■ Records for this task
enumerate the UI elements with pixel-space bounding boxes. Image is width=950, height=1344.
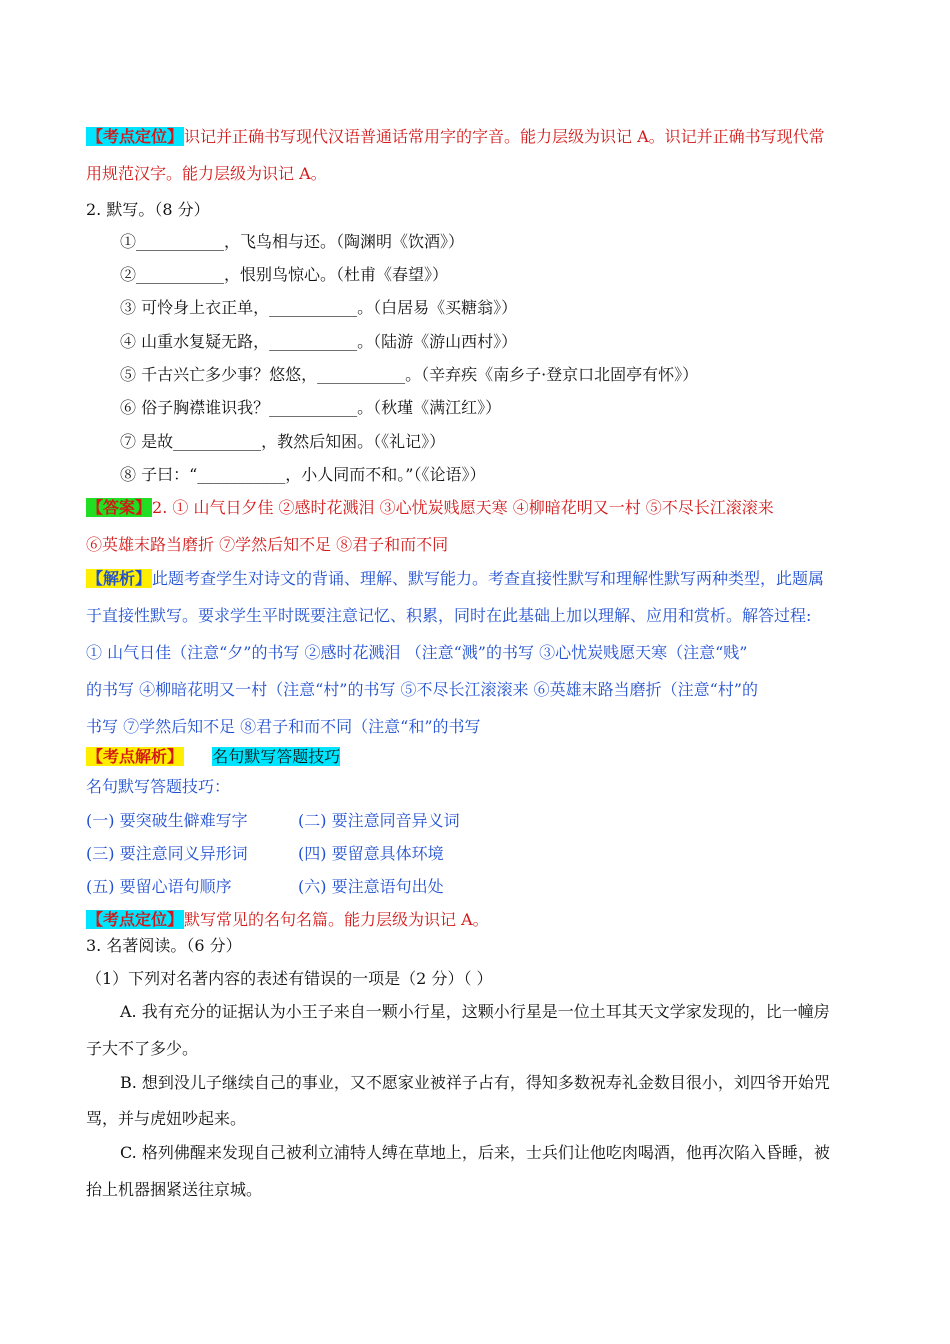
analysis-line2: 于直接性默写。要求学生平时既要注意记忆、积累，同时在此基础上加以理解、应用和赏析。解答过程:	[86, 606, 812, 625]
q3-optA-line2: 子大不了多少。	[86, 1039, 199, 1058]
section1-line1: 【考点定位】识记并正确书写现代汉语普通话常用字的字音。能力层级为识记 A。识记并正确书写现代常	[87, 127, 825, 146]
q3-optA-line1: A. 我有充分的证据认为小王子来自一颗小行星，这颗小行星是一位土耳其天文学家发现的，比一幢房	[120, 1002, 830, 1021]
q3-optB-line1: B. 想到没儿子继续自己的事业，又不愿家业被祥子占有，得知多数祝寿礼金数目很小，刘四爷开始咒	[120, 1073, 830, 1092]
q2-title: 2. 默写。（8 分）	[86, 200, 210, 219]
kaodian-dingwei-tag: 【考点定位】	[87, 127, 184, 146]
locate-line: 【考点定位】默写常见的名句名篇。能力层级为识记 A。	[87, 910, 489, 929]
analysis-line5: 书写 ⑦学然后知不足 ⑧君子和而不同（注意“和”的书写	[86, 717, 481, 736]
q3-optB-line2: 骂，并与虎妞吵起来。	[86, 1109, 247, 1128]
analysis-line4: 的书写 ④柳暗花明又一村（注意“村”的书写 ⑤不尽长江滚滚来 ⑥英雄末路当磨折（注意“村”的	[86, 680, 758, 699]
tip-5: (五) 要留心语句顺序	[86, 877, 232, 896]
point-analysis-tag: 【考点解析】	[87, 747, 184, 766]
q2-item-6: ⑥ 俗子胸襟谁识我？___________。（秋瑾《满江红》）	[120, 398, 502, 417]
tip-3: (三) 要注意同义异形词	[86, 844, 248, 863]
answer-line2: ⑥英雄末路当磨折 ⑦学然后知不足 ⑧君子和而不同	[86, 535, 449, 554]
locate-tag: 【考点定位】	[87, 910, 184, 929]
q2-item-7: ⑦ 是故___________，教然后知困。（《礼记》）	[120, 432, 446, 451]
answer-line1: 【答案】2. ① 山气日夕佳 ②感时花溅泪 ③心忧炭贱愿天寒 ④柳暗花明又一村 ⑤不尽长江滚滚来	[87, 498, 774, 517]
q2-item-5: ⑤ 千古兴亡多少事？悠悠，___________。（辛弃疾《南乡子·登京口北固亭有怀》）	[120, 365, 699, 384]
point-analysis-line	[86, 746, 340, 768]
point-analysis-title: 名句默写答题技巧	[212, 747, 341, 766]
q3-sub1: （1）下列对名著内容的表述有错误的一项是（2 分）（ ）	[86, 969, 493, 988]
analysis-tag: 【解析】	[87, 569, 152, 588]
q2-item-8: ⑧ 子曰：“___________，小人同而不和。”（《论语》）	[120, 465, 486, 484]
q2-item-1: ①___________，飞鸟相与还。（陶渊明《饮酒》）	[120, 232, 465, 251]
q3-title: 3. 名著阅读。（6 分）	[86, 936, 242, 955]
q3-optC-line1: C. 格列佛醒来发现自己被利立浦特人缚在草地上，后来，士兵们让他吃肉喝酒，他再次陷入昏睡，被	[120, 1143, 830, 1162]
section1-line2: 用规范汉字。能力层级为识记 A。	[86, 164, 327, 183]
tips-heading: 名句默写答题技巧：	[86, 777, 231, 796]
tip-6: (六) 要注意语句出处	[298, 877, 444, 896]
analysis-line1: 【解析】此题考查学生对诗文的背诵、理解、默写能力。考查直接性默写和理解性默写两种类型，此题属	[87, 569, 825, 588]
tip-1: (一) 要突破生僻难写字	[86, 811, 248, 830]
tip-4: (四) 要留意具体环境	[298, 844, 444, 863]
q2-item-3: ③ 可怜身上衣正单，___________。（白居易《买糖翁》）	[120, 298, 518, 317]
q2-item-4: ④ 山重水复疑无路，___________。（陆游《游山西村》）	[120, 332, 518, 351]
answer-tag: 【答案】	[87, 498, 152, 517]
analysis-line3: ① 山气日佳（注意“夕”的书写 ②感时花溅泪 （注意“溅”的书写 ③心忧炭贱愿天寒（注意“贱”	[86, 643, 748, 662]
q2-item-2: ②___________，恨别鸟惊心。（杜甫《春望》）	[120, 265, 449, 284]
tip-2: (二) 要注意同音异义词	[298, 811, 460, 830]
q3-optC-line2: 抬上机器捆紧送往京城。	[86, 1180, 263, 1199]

■ Set problem
Extract every line from the records above verbatim, omitting the pictures.

■ Correct result
enumerate the UI elements with pixel-space bounding boxes. Image is width=950, height=1344.
analysis-line2: 于直接性默写。要求学生平时既要注意记忆、积累，同时在此基础上加以理解、应用和赏析。解答过程:	[86, 606, 812, 625]
q3-optA-line2: 子大不了多少。	[86, 1039, 199, 1058]
section1-line1: 【考点定位】识记并正确书写现代汉语普通话常用字的字音。能力层级为识记 A。识记并正确书写现代常	[87, 127, 825, 146]
q3-optA-line1: A. 我有充分的证据认为小王子来自一颗小行星，这颗小行星是一位土耳其天文学家发现的，比一幢房	[120, 1002, 830, 1021]
q3-optB-line1: B. 想到没儿子继续自己的事业，又不愿家业被祥子占有，得知多数祝寿礼金数目很小，刘四爷开始咒	[120, 1073, 830, 1092]
q2-title: 2. 默写。（8 分）	[86, 200, 210, 219]
kaodian-dingwei-tag: 【考点定位】	[87, 127, 184, 146]
locate-line: 【考点定位】默写常见的名句名篇。能力层级为识记 A。	[87, 910, 489, 929]
analysis-line5: 书写 ⑦学然后知不足 ⑧君子和而不同（注意“和”的书写	[86, 717, 481, 736]
q3-optB-line2: 骂，并与虎妞吵起来。	[86, 1109, 247, 1128]
analysis-line4: 的书写 ④柳暗花明又一村（注意“村”的书写 ⑤不尽长江滚滚来 ⑥英雄末路当磨折（注意“村”的	[86, 680, 758, 699]
tip-5: (五) 要留心语句顺序	[86, 877, 232, 896]
point-analysis-tag: 【考点解析】	[87, 747, 184, 766]
q2-item-6: ⑥ 俗子胸襟谁识我？___________。（秋瑾《满江红》）	[120, 398, 502, 417]
tip-3: (三) 要注意同义异形词	[86, 844, 248, 863]
answer-line2: ⑥英雄末路当磨折 ⑦学然后知不足 ⑧君子和而不同	[86, 535, 449, 554]
locate-tag: 【考点定位】	[87, 910, 184, 929]
q2-item-7: ⑦ 是故___________，教然后知困。（《礼记》）	[120, 432, 446, 451]
answer-line1: 【答案】2. ① 山气日夕佳 ②感时花溅泪 ③心忧炭贱愿天寒 ④柳暗花明又一村 ⑤不尽长江滚滚来	[87, 498, 774, 517]
q2-item-5: ⑤ 千古兴亡多少事？悠悠，___________。（辛弃疾《南乡子·登京口北固亭有怀》）	[120, 365, 699, 384]
point-analysis-line	[86, 746, 340, 768]
point-analysis-title: 名句默写答题技巧	[212, 747, 341, 766]
q3-sub1: （1）下列对名著内容的表述有错误的一项是（2 分）（ ）	[86, 969, 493, 988]
analysis-tag: 【解析】	[87, 569, 152, 588]
q2-item-8: ⑧ 子曰：“___________，小人同而不和。”（《论语》）	[120, 465, 486, 484]
q2-item-1: ①___________，飞鸟相与还。（陶渊明《饮酒》）	[120, 232, 465, 251]
q3-title: 3. 名著阅读。（6 分）	[86, 936, 242, 955]
q3-optC-line1: C. 格列佛醒来发现自己被利立浦特人缚在草地上，后来，士兵们让他吃肉喝酒，他再次陷入昏睡，被	[120, 1143, 830, 1162]
section1-line2: 用规范汉字。能力层级为识记 A。	[86, 164, 327, 183]
tips-heading: 名句默写答题技巧：	[86, 777, 231, 796]
tip-6: (六) 要注意语句出处	[298, 877, 444, 896]
analysis-line1: 【解析】此题考查学生对诗文的背诵、理解、默写能力。考查直接性默写和理解性默写两种类型，此题属	[87, 569, 825, 588]
tip-1: (一) 要突破生僻难写字	[86, 811, 248, 830]
tip-4: (四) 要留意具体环境	[298, 844, 444, 863]
q2-item-3: ③ 可怜身上衣正单，___________。（白居易《买糖翁》）	[120, 298, 518, 317]
q2-item-4: ④ 山重水复疑无路，___________。（陆游《游山西村》）	[120, 332, 518, 351]
answer-tag: 【答案】	[87, 498, 152, 517]
analysis-line3: ① 山气日佳（注意“夕”的书写 ②感时花溅泪 （注意“溅”的书写 ③心忧炭贱愿天寒（注意“贱”	[86, 643, 748, 662]
q2-item-2: ②___________，恨别鸟惊心。（杜甫《春望》）	[120, 265, 449, 284]
tip-2: (二) 要注意同音异义词	[298, 811, 460, 830]
q3-optC-line2: 抬上机器捆紧送往京城。	[86, 1180, 263, 1199]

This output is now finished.